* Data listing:
——
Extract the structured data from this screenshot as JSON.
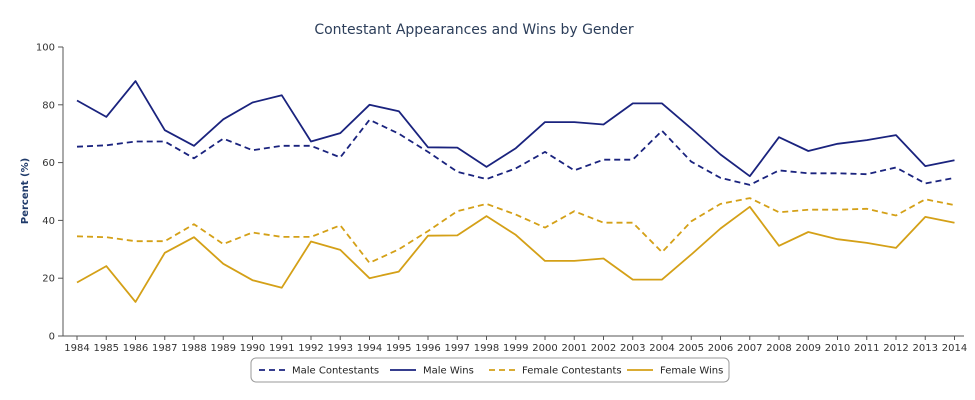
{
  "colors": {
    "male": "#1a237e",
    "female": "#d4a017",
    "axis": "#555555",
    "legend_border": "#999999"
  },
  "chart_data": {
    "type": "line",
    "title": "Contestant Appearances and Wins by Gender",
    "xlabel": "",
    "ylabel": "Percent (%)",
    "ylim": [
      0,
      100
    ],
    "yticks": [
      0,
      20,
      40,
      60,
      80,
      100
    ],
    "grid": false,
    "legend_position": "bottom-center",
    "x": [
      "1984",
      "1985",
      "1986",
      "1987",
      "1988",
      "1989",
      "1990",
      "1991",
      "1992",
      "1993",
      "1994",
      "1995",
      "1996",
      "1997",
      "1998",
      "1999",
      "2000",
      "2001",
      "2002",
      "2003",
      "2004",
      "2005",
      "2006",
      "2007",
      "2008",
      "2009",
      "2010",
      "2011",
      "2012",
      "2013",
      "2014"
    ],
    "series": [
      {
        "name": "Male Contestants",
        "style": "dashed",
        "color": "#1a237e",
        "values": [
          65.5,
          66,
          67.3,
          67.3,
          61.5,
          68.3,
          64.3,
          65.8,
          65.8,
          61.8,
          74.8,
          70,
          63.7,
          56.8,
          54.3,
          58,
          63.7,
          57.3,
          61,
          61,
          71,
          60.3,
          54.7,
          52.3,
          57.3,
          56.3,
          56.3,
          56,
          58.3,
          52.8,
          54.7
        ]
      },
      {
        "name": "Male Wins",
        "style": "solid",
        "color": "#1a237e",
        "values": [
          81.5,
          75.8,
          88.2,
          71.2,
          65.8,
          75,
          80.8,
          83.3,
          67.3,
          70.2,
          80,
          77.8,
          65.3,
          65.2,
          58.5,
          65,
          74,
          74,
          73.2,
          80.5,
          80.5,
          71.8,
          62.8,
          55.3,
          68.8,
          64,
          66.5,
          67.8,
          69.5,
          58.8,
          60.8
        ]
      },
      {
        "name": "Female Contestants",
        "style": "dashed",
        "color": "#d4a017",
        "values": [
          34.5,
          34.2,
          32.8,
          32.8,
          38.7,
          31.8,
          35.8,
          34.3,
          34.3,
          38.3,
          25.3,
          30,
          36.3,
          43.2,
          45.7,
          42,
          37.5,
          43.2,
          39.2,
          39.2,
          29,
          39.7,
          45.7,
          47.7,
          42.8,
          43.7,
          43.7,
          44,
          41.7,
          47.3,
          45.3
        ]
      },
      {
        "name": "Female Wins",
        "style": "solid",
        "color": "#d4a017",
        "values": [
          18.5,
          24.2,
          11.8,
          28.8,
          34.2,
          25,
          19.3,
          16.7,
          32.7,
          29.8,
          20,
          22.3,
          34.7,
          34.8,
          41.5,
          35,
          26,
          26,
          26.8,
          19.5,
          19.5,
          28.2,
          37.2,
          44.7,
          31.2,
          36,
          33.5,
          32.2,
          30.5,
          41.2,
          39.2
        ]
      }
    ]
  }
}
——
* TASK REQUIREMENTS:
Leave out the pictures and output every record above precisely as given.

* PROBLEM SOLUTION:
Extract the structured data from this screenshot as JSON.
{
  "colors": {
    "male": "#1a237e",
    "female": "#d4a017",
    "axis": "#555555",
    "legend_border": "#999999"
  },
  "chart_data": {
    "type": "line",
    "title": "Contestant Appearances and Wins by Gender",
    "xlabel": "",
    "ylabel": "Percent (%)",
    "ylim": [
      0,
      100
    ],
    "yticks": [
      0,
      20,
      40,
      60,
      80,
      100
    ],
    "grid": false,
    "legend_position": "bottom-center",
    "x": [
      "1984",
      "1985",
      "1986",
      "1987",
      "1988",
      "1989",
      "1990",
      "1991",
      "1992",
      "1993",
      "1994",
      "1995",
      "1996",
      "1997",
      "1998",
      "1999",
      "2000",
      "2001",
      "2002",
      "2003",
      "2004",
      "2005",
      "2006",
      "2007",
      "2008",
      "2009",
      "2010",
      "2011",
      "2012",
      "2013",
      "2014"
    ],
    "series": [
      {
        "name": "Male Contestants",
        "style": "dashed",
        "color": "#1a237e",
        "values": [
          65.5,
          66,
          67.3,
          67.3,
          61.5,
          68.3,
          64.3,
          65.8,
          65.8,
          61.8,
          74.8,
          70,
          63.7,
          56.8,
          54.3,
          58,
          63.7,
          57.3,
          61,
          61,
          71,
          60.3,
          54.7,
          52.3,
          57.3,
          56.3,
          56.3,
          56,
          58.3,
          52.8,
          54.7
        ]
      },
      {
        "name": "Male Wins",
        "style": "solid",
        "color": "#1a237e",
        "values": [
          81.5,
          75.8,
          88.2,
          71.2,
          65.8,
          75,
          80.8,
          83.3,
          67.3,
          70.2,
          80,
          77.8,
          65.3,
          65.2,
          58.5,
          65,
          74,
          74,
          73.2,
          80.5,
          80.5,
          71.8,
          62.8,
          55.3,
          68.8,
          64,
          66.5,
          67.8,
          69.5,
          58.8,
          60.8
        ]
      },
      {
        "name": "Female Contestants",
        "style": "dashed",
        "color": "#d4a017",
        "values": [
          34.5,
          34.2,
          32.8,
          32.8,
          38.7,
          31.8,
          35.8,
          34.3,
          34.3,
          38.3,
          25.3,
          30,
          36.3,
          43.2,
          45.7,
          42,
          37.5,
          43.2,
          39.2,
          39.2,
          29,
          39.7,
          45.7,
          47.7,
          42.8,
          43.7,
          43.7,
          44,
          41.7,
          47.3,
          45.3
        ]
      },
      {
        "name": "Female Wins",
        "style": "solid",
        "color": "#d4a017",
        "values": [
          18.5,
          24.2,
          11.8,
          28.8,
          34.2,
          25,
          19.3,
          16.7,
          32.7,
          29.8,
          20,
          22.3,
          34.7,
          34.8,
          41.5,
          35,
          26,
          26,
          26.8,
          19.5,
          19.5,
          28.2,
          37.2,
          44.7,
          31.2,
          36,
          33.5,
          32.2,
          30.5,
          41.2,
          39.2
        ]
      }
    ]
  }
}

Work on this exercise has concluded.